_PROBLEM_
Scan the data below for the string "Administration". Copy every line where it appears.

start DATA FOR PROCESSING

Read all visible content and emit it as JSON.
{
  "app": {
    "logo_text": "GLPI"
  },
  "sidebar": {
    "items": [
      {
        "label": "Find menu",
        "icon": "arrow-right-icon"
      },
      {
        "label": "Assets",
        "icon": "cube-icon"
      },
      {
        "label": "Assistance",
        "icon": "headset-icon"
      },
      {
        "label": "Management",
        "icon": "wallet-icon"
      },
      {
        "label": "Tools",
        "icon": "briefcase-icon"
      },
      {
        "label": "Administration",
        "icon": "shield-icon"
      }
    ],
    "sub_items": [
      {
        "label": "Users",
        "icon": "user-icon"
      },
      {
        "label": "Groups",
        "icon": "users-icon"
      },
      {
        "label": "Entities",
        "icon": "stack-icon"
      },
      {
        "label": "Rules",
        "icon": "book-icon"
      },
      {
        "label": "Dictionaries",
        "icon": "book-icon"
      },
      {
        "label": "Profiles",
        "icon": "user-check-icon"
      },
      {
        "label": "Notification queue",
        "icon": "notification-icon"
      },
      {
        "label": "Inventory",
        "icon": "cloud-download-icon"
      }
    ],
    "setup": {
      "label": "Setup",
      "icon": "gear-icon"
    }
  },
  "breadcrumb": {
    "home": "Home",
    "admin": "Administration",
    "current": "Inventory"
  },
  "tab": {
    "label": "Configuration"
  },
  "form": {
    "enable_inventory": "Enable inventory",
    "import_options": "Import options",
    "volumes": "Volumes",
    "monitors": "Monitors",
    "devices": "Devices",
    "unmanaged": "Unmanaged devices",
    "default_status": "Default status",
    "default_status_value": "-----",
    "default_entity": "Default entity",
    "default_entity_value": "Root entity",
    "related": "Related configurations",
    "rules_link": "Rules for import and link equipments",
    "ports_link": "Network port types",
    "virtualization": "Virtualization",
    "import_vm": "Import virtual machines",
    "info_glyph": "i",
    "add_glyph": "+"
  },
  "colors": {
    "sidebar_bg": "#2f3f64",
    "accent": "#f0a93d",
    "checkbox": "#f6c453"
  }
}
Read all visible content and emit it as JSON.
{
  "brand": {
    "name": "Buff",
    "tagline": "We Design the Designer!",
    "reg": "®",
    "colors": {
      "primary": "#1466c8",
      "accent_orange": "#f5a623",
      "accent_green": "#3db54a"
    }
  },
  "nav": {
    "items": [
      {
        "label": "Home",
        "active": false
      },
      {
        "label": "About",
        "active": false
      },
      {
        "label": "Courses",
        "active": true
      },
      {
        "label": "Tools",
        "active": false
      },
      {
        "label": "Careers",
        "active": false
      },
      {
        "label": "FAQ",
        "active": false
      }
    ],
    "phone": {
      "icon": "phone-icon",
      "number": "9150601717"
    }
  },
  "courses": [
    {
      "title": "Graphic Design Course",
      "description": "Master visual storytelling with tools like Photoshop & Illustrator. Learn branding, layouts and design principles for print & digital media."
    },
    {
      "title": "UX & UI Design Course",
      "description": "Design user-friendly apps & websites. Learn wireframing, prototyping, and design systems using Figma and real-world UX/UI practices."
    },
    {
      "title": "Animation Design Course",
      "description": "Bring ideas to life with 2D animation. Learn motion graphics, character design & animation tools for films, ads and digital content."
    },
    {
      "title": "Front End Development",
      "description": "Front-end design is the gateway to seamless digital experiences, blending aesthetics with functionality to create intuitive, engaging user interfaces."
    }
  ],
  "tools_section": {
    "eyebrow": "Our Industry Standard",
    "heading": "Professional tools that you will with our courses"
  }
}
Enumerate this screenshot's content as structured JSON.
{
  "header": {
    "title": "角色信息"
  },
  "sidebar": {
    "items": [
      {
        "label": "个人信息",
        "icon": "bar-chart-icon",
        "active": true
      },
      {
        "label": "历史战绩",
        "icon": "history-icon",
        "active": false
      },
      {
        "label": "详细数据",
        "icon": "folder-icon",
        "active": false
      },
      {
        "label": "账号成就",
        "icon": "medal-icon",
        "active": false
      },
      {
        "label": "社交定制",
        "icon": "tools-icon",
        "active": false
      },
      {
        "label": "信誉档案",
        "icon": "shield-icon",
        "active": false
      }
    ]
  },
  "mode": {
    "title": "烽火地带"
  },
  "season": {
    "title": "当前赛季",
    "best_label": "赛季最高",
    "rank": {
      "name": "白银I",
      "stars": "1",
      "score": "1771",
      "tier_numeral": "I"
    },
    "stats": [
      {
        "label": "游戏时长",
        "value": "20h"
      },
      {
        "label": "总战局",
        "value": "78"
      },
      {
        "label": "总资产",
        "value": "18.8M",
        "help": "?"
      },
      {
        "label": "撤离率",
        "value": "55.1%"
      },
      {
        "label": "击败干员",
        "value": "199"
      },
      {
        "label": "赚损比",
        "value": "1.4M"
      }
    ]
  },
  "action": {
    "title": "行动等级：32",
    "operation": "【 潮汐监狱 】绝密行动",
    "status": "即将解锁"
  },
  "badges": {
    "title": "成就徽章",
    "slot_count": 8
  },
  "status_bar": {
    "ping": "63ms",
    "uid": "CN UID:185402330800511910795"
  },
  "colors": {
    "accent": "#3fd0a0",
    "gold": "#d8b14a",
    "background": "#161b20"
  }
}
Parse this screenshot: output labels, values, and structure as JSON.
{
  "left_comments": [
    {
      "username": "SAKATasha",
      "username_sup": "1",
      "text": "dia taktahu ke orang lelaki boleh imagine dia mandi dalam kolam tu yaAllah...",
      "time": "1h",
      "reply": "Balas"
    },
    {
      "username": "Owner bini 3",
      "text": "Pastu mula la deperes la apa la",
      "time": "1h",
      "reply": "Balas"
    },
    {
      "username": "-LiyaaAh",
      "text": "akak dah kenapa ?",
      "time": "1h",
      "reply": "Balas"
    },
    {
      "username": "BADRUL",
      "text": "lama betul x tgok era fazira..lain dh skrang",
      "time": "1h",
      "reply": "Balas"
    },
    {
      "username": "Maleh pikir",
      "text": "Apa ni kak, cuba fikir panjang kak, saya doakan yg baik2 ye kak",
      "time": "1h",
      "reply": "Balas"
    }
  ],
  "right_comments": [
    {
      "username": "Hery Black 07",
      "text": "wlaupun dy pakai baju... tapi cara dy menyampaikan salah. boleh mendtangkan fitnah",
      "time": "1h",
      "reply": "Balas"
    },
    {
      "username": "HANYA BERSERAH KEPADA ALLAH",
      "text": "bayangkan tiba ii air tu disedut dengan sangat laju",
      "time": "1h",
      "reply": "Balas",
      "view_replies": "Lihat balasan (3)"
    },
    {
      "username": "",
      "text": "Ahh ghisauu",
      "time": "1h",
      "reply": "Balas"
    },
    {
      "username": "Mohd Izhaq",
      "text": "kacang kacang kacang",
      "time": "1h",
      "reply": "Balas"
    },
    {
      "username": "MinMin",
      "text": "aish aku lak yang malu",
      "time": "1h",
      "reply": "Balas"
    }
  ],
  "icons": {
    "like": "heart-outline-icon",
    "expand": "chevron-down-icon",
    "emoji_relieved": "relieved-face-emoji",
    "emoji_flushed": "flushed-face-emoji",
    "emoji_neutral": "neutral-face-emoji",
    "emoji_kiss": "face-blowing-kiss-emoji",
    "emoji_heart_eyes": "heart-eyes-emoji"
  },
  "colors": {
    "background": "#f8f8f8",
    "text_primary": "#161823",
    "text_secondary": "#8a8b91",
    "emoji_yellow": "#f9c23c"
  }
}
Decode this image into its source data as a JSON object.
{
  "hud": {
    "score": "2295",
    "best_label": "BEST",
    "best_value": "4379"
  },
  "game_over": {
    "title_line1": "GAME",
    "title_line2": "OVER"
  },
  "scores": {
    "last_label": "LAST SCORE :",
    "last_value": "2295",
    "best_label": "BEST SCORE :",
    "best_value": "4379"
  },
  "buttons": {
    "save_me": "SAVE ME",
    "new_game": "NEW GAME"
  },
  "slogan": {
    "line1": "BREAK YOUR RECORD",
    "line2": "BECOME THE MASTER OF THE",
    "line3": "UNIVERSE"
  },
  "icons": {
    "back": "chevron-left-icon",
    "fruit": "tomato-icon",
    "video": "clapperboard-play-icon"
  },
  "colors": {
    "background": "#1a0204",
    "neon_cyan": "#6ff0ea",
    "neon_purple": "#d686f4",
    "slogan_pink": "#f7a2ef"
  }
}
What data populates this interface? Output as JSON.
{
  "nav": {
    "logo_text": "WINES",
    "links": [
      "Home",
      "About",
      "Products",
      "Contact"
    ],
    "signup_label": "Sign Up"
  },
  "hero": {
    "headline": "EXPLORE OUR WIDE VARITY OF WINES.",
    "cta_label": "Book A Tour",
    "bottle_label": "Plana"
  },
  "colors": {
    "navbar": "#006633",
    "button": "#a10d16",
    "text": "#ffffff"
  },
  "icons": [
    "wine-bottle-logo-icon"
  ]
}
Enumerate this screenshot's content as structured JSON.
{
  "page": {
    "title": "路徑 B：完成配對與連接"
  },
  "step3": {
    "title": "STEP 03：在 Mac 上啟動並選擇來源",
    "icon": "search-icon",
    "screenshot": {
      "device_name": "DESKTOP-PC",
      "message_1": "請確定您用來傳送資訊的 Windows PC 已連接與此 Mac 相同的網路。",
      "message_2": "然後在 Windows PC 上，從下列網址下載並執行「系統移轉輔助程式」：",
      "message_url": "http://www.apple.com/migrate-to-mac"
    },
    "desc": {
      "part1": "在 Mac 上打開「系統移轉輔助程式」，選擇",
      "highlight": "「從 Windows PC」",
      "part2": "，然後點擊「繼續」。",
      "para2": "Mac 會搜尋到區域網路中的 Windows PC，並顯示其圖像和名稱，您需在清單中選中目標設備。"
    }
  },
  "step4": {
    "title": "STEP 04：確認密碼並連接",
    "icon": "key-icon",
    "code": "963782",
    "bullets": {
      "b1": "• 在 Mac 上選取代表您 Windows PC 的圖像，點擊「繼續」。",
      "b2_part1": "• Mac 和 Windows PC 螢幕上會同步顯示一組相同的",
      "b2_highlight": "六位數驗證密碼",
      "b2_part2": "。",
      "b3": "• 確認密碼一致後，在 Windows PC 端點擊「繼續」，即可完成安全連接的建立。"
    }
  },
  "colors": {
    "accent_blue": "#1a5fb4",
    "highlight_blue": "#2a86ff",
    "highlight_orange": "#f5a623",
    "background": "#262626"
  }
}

end DATA FOR PROCESSING

_FINISHED EXERCISE_
        "label": "Administration",
    "admin": "Administration",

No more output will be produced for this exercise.